= SET PROBLEM =
Every record below should be written out exactly; pictures stay out.

## Start

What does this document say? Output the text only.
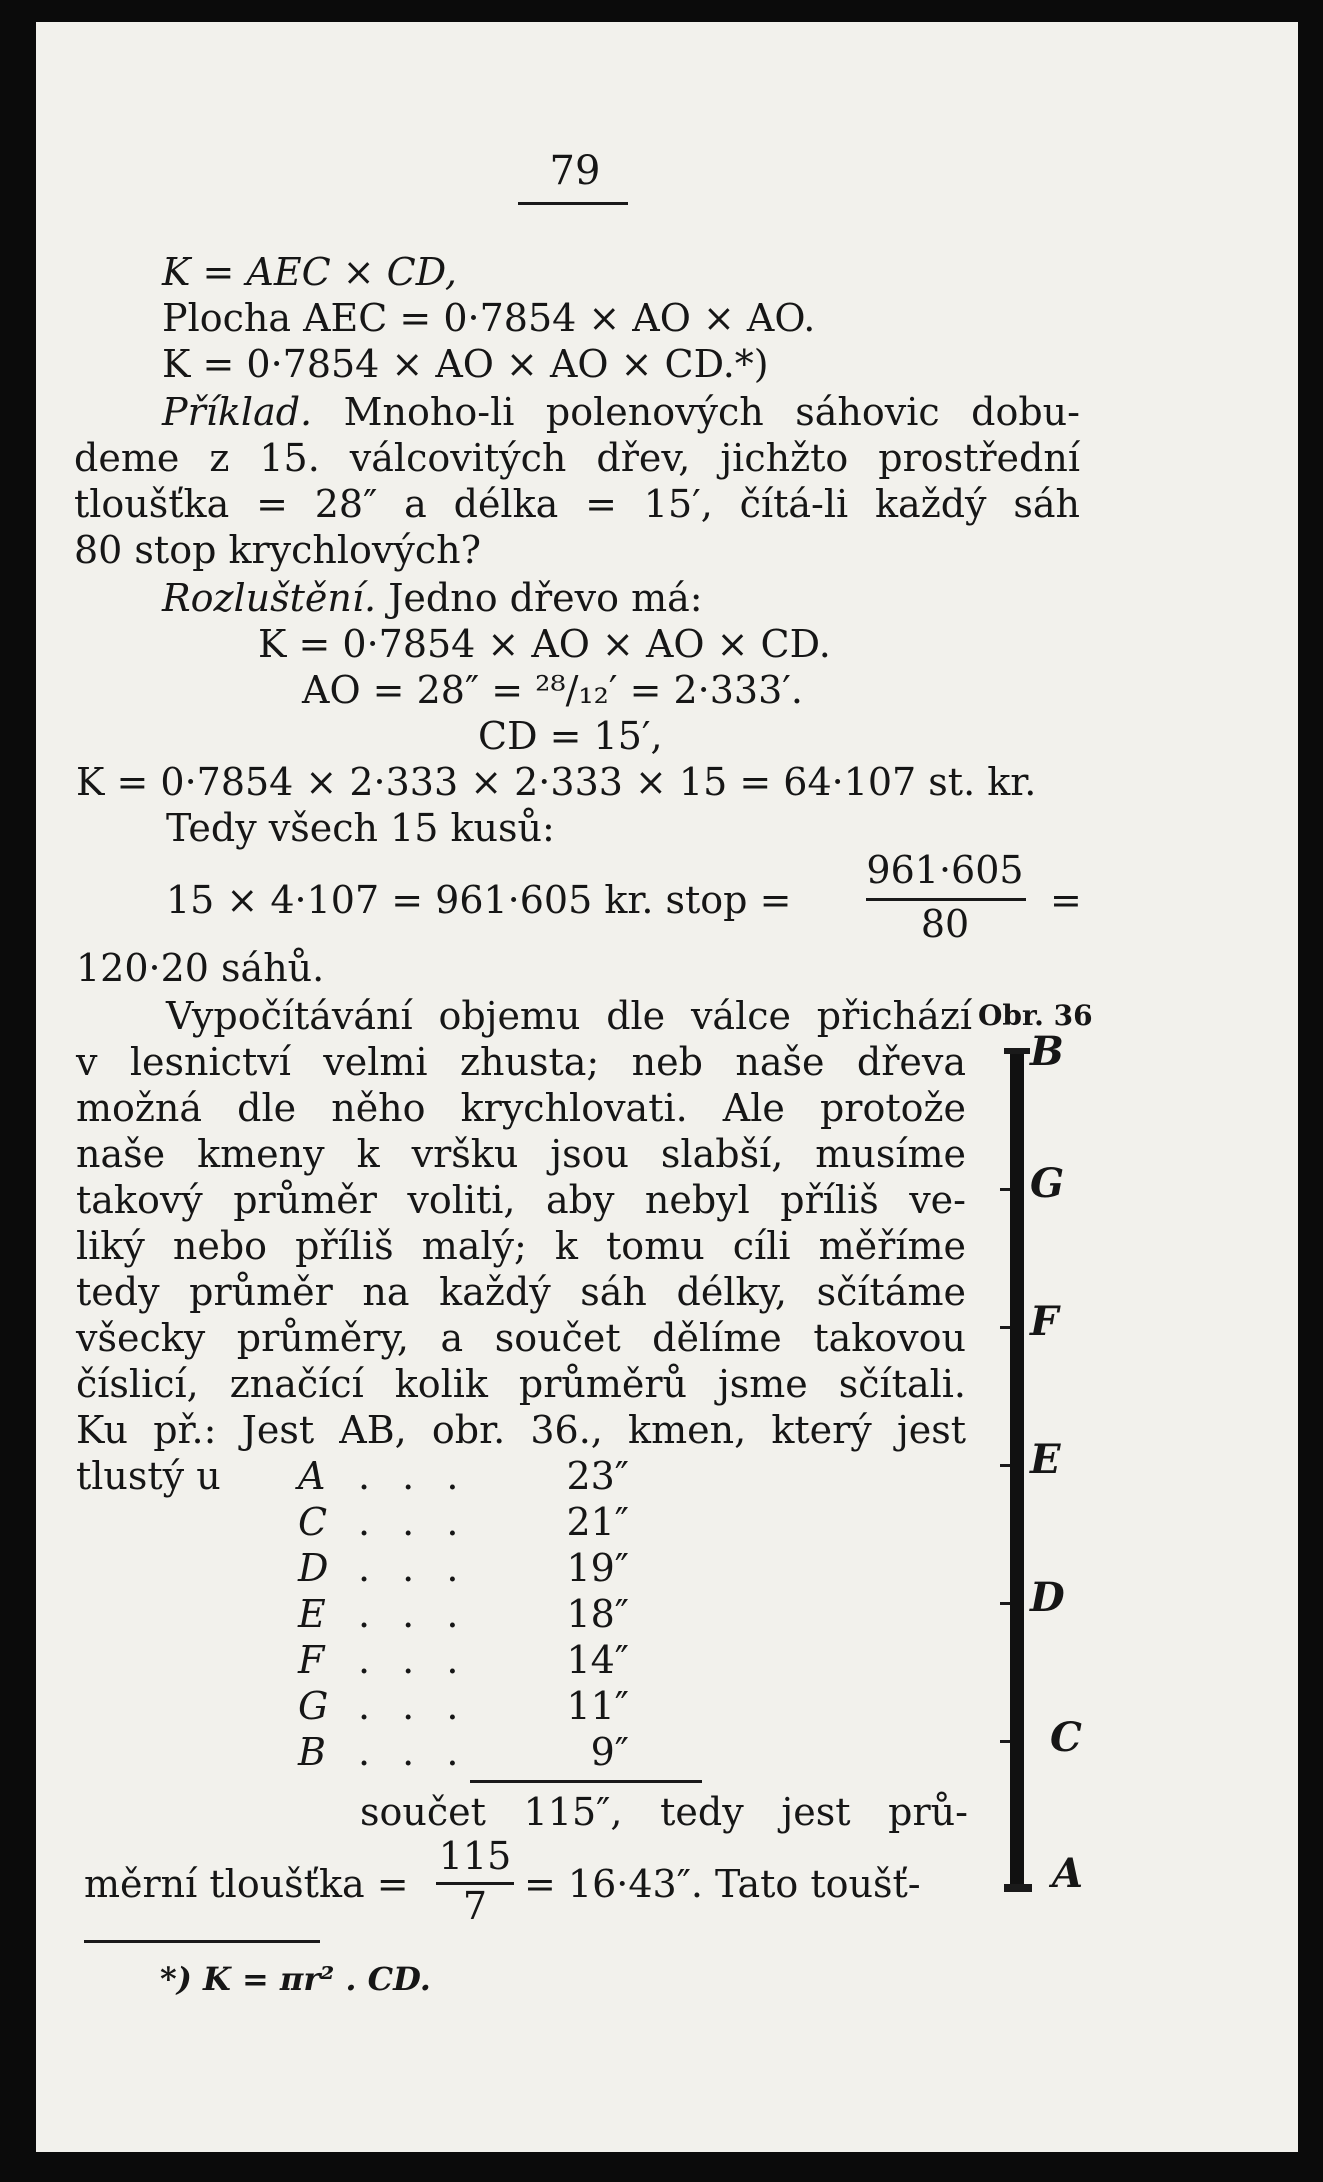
79
K = AEC × CD,
Plocha AEC = 0·7854 × AO × AO.
K = 0·7854 × AO × AO × CD.*)
Příklad. Mnoho-li polenových sáhovic dobu-
deme z 15. válcovitých dřev, jichžto prostřední
tloušťka = 28″ a délka = 15′, čítá-li každý sáh
80 stop krychlových?
Rozluštění. Jedno dřevo má:
K = 0·7854 × AO × AO × CD.
AO = 28″ = ²⁸/₁₂′ = 2·333′.
CD = 15′,
K = 0·7854 × 2·333 × 2·333 × 15 = 64·107 st. kr.
Tedy všech 15 kusů:
15 × 4·107 = 961·605 kr. stop =
961·605
80
=
120·20 sáhů.
Vypočítávání objemu dle válce přichází Obr. 36
v lesnictví velmi zhusta; neb naše dřeva
možná dle něho krychlovati. Ale protože
naše kmeny k vršku jsou slabší, musíme
takový průměr voliti, aby nebyl příliš ve-
liký nebo příliš malý; k tomu cíli měříme
tedy průměr na každý sáh délky, sčítáme
všecky průměry, a součet dělíme takovou
číslicí, značící kolik průměrů jsme sčítali.
Ku př.: Jest AB, obr. 36., kmen, který jest
tlustý u A . . .	23″
C . . .	21″
D . . .	19″
E . . .	18″
F . . .	14″
G . . .	11″
B . . .	9″
součet 115″, tedy jest prů-
měrní tloušťka =
115
7 = 16·43″. Tato toušť-
*) K = πr² . CD.
B
G
F
E
D
C
A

## End

= COMPLETE OUTPUT =
What does this document say? Output the text only.
79
K = AEC × CD,
Plocha AEC = 0·7854 × AO × AO.
K = 0·7854 × AO × AO × CD.*)
Příklad. Mnoho-li polenových sáhovic dobu-
deme z 15. válcovitých dřev, jichžto prostřední
tloušťka = 28″ a délka = 15′, čítá-li každý sáh
80 stop krychlových?
Rozluštění. Jedno dřevo má:
K = 0·7854 × AO × AO × CD.
AO = 28″ = ²⁸/₁₂′ = 2·333′.
CD = 15′,
K = 0·7854 × 2·333 × 2·333 × 15 = 64·107 st. kr.
Tedy všech 15 kusů:
15 × 4·107 = 961·605 kr. stop =
961·605
80
=
120·20 sáhů.
Vypočítávání objemu dle válce přichází Obr. 36
v lesnictví velmi zhusta; neb naše dřeva
možná dle něho krychlovati. Ale protože
naše kmeny k vršku jsou slabší, musíme
takový průměr voliti, aby nebyl příliš ve-
liký nebo příliš malý; k tomu cíli měříme
tedy průměr na každý sáh délky, sčítáme
všecky průměry, a součet dělíme takovou
číslicí, značící kolik průměrů jsme sčítali.
Ku př.: Jest AB, obr. 36., kmen, který jest
tlustý u A . . .	23″
C . . .	21″
D . . .	19″
E . . .	18″
F . . .	14″
G . . .	11″
B . . .	9″
součet 115″, tedy jest prů-
měrní tloušťka =
115
7 = 16·43″. Tato toušť-
*) K = πr² . CD.
B
G
F
E
D
C
A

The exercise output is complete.